— START OF RECORDS FOR PROCESSING —

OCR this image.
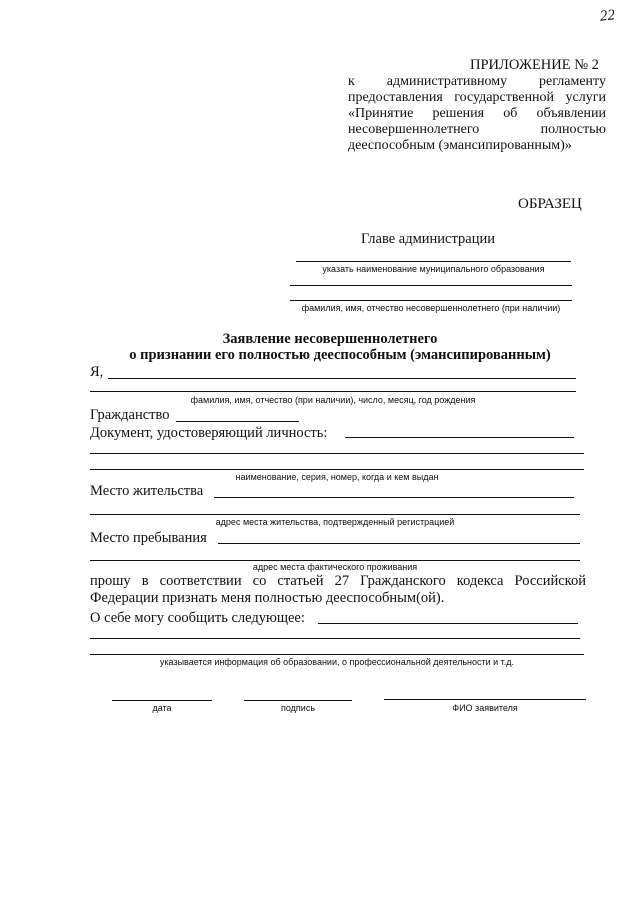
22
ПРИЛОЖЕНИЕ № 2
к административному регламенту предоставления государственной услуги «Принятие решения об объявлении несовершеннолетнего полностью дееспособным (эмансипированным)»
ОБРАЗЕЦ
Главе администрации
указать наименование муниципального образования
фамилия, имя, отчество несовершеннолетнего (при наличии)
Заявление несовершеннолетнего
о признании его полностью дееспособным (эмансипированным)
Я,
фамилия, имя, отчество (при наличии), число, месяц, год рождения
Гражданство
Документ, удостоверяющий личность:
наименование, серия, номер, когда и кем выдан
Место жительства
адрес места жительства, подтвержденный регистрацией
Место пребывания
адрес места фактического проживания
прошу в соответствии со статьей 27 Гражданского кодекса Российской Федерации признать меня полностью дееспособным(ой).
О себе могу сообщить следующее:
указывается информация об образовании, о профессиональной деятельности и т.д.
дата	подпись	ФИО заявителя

— END OF RECORDS FOR PROCESSING —

§ EXERCISE INSTRUCTIONS: Would you mind returning each entry above word for word, skipping the images?

§ RESULT OF THE TASK:
OCR this image.
22
ПРИЛОЖЕНИЕ № 2
к административному регламенту предоставления государственной услуги «Принятие решения об объявлении несовершеннолетнего полностью дееспособным (эмансипированным)»
ОБРАЗЕЦ
Главе администрации
указать наименование муниципального образования
фамилия, имя, отчество несовершеннолетнего (при наличии)
Заявление несовершеннолетнего
о признании его полностью дееспособным (эмансипированным)
Я,
фамилия, имя, отчество (при наличии), число, месяц, год рождения
Гражданство
Документ, удостоверяющий личность:
наименование, серия, номер, когда и кем выдан
Место жительства
адрес места жительства, подтвержденный регистрацией
Место пребывания
адрес места фактического проживания
прошу в соответствии со статьей 27 Гражданского кодекса Российской Федерации признать меня полностью дееспособным(ой).
О себе могу сообщить следующее:
указывается информация об образовании, о профессиональной деятельности и т.д.
дата	подпись	ФИО заявителя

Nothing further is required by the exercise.